> **STATED EXERCISE**
Express the stretch of the listing from the line containing "assoc-lmc-smc-number: ~8 [240, 376, 259, 395]" through the line containing "top-xtick-2: 10 [565, 386, 574, 395]" as a Markdown table with columns Nr and Line, one row per line and no blank lines.

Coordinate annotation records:
-.-.-
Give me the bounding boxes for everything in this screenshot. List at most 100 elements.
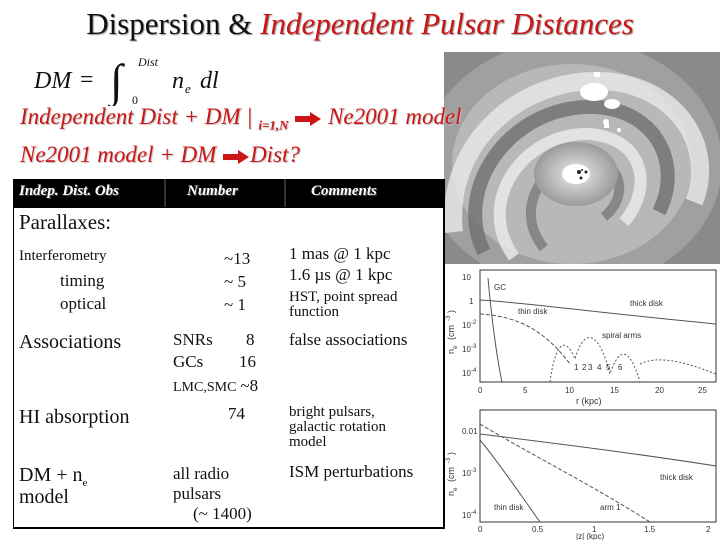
assoc-lmc-smc-number: ~8 [240, 376, 259, 395]
assoc-snrs: SNRs [173, 330, 213, 349]
bottom-label-thin-disk: thin disk [494, 503, 524, 512]
assoc-lmc-smc-label: LMC,SMC [173, 380, 237, 395]
top-xtick-0: 0 [478, 386, 483, 395]
svg-text:-3: -3 [446, 315, 452, 321]
svg-text:e: e [453, 345, 459, 349]
assoc-snrs-number: 8 [246, 330, 255, 349]
dm-ne-n: n [72, 464, 83, 486]
formula-differential: dl [200, 68, 219, 94]
top-curve-thick-disk [479, 299, 717, 325]
top-xtick-2: 10 [565, 386, 574, 395]
row-associations: Associations [19, 331, 122, 353]
top-arm-4: 4 [597, 363, 602, 372]
comment-hi: bright pulsars, galactic rotation model [289, 405, 386, 450]
bottom-xlabel: |z| (kpc) [576, 532, 604, 540]
top-arm-5: 5 [606, 363, 611, 372]
bottom-curve-arm-1 [479, 423, 651, 523]
number-timing: ~ 5 [224, 272, 246, 291]
right-arrow-icon [223, 149, 250, 164]
comment-dm: ISM perturbations [289, 462, 414, 481]
row-dm-ne-model: model [19, 486, 69, 508]
bottom-yexp-2: -3 [471, 468, 477, 474]
top-plot-frame [479, 269, 717, 383]
header-obs: Indep. Dist. Obs [19, 183, 120, 199]
assoc-lmc-smc: LMC,SMC ~8 [173, 376, 258, 396]
line1-text-a: Independent Dist + DM | [20, 104, 259, 129]
comment-hi-line3: model [289, 434, 327, 450]
number-all-line3: (~ 1400) [193, 504, 252, 523]
svg-text:): ) [446, 310, 456, 313]
top-xtick-5: 25 [698, 386, 707, 395]
assoc-gcs-number: 16 [239, 352, 256, 371]
top-yexp-4: -3 [471, 344, 477, 350]
line2-text-b: Dist? [250, 142, 300, 167]
bottom-ylabel: n e (cm -3 ) [446, 452, 459, 496]
section-parallaxes: Parallaxes: [19, 210, 112, 234]
comment-timing: 1.6 µs @ 1 kpc [289, 265, 393, 284]
bottom-curve-thin-disk [479, 439, 541, 523]
top-curve-thin-disk [479, 313, 571, 365]
formula-equals: = [80, 67, 94, 93]
top-arm-2: 2 [582, 363, 587, 372]
comment-interferometry: 1 mas @ 1 kpc [289, 244, 391, 263]
svg-text:): ) [446, 452, 456, 455]
bottom-ytick-2: 10 [462, 469, 471, 478]
bottom-yexp-3: -4 [471, 510, 477, 516]
formula-lhs: DM [33, 68, 73, 94]
bottom-label-thick-disk: thick disk [660, 473, 694, 482]
comment-optical-line1: HST, point spread [289, 289, 398, 305]
top-ylabel: n e (cm -3 ) [446, 310, 459, 354]
bottom-ytick-3: 10 [462, 511, 471, 520]
svg-text:(cm: (cm [446, 467, 456, 482]
top-label-gc: GC [494, 283, 506, 292]
svg-text:n: n [446, 491, 456, 496]
top-arm-3: 3 [588, 363, 593, 372]
top-xlabel: r (kpc) [576, 396, 602, 406]
dm-ne-text: DM + [19, 464, 68, 486]
model-dist-line: Ne2001 model + DM Dist? [20, 142, 300, 168]
svg-text:e: e [453, 487, 459, 491]
header-number: Number [187, 183, 238, 199]
row-dm-ne: DM + ne [19, 464, 87, 489]
number-optical: ~ 1 [224, 295, 246, 314]
bottom-label-arm-1: arm 1 [600, 503, 621, 512]
observations-table: Indep. Dist. Obs Number Comments Paralla… [13, 179, 445, 529]
top-arm-1: 1 [574, 363, 579, 372]
independent-dist-line: Independent Dist + DM | i=1,N Ne2001 mod… [20, 104, 462, 134]
row-timing: timing [60, 271, 105, 290]
formula-lower-limit: 0 [132, 93, 138, 106]
title-part-red: Independent Pulsar Distances [260, 6, 634, 41]
bottom-xtick-2: 1 [592, 525, 597, 534]
top-ytick-3: 10 [462, 321, 471, 330]
line2-text-a: Ne2001 model + DM [20, 142, 223, 167]
svg-text:-3: -3 [446, 457, 452, 463]
formula-integrand: n [172, 68, 184, 94]
top-yexp-3: -2 [471, 320, 477, 326]
number-all-line2: pulsars [173, 484, 222, 503]
bottom-xtick-0: 0 [478, 525, 483, 534]
line1-subscript: i=1,N [258, 117, 289, 133]
top-ytick-1: 10 [462, 273, 471, 282]
svg-text:n: n [446, 349, 456, 354]
top-yexp-5: -4 [471, 368, 477, 374]
top-curve-spiral-arms [549, 337, 641, 383]
bottom-xtick-3: 1.5 [644, 525, 656, 534]
comment-hi-line1: bright pulsars, [289, 404, 375, 420]
bottom-curve-thick-disk [479, 433, 717, 467]
assoc-gcs: GCs [173, 352, 204, 371]
formula-upper-limit: Dist [137, 55, 159, 69]
bottom-xtick-1: 0.5 [532, 525, 544, 534]
formula-sub: e [185, 81, 191, 96]
top-ytick-4: 10 [462, 345, 471, 354]
top-ytick-2: 1 [469, 297, 474, 306]
number-hi: 74 [228, 404, 245, 423]
comment-associations: false associations [289, 330, 408, 349]
number-all-line1: all radio [173, 464, 230, 483]
slide-title: Dispersion & Independent Pulsar Distance… [0, 6, 720, 42]
row-interferometry: Interferometry [19, 248, 107, 264]
top-label-thick-disk: thick disk [630, 299, 664, 308]
electron-density-plots: 10 1 10 -2 10 -3 10 -4 0 5 10 15 20 25 r… [440, 264, 720, 540]
table-frame [13, 179, 445, 529]
right-arrow-icon [295, 111, 322, 126]
comment-optical-line2: function [289, 304, 339, 320]
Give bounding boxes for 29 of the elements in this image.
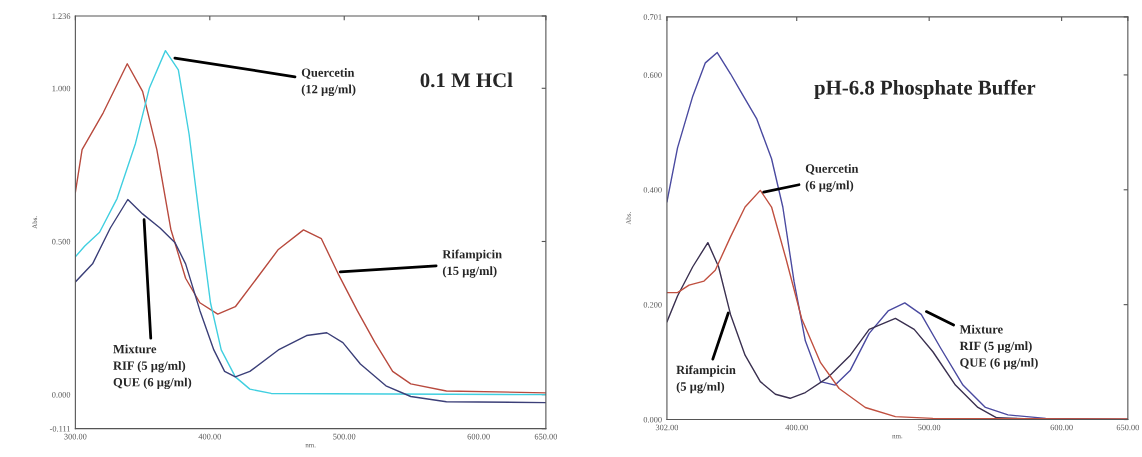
-.-.-
> **ANSWER TO THIS TASK**
| Nr | Line |
|---|---|
| 1 | assoc-lmc-smc-number: ~8 [240, 376, 259, 395] |
| 2 | assoc-snrs: SNRs [173, 330, 213, 349] |
| 3 | bottom-label-thin-disk: thin disk [494, 503, 524, 512] |
| 4 | assoc-lmc-smc-label: LMC,SMC [173, 380, 237, 395] |
| 5 | top-xtick-0: 0 [478, 386, 483, 395] |
| 6 | svg-text:-3: -3 [446, 315, 452, 321] |
| 7 | svg-text:e: e [453, 345, 459, 349] |
| 8 | assoc-snrs-number: 8 [246, 330, 255, 349] |
| 9 | dm-ne-n: n [72, 464, 83, 486] |
| 10 | formula-differential: dl [200, 68, 219, 94] |
| 11 | top-curve-thick-disk [479, 299, 717, 325] |
| 12 | top-xtick-2: 10 [565, 386, 574, 395] |